Stored records
= = = =
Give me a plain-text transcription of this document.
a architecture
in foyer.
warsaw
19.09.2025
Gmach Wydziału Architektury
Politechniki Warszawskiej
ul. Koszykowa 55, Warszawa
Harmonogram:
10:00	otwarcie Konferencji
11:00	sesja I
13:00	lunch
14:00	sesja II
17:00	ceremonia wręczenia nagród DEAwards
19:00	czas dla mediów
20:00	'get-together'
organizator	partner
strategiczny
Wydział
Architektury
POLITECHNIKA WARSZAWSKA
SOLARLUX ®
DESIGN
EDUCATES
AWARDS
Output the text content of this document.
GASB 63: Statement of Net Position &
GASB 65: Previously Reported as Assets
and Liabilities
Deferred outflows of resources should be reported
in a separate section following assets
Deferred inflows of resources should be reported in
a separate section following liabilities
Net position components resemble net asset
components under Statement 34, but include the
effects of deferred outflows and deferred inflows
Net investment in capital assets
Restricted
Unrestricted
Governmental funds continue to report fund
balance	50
= = = =
**WHAT TO DO:**
Select the lines that carry the string "this" and copy them.

**EXERCISE RESULT:**
Give me a plain-text transcription of this document.
Output the text content of this document.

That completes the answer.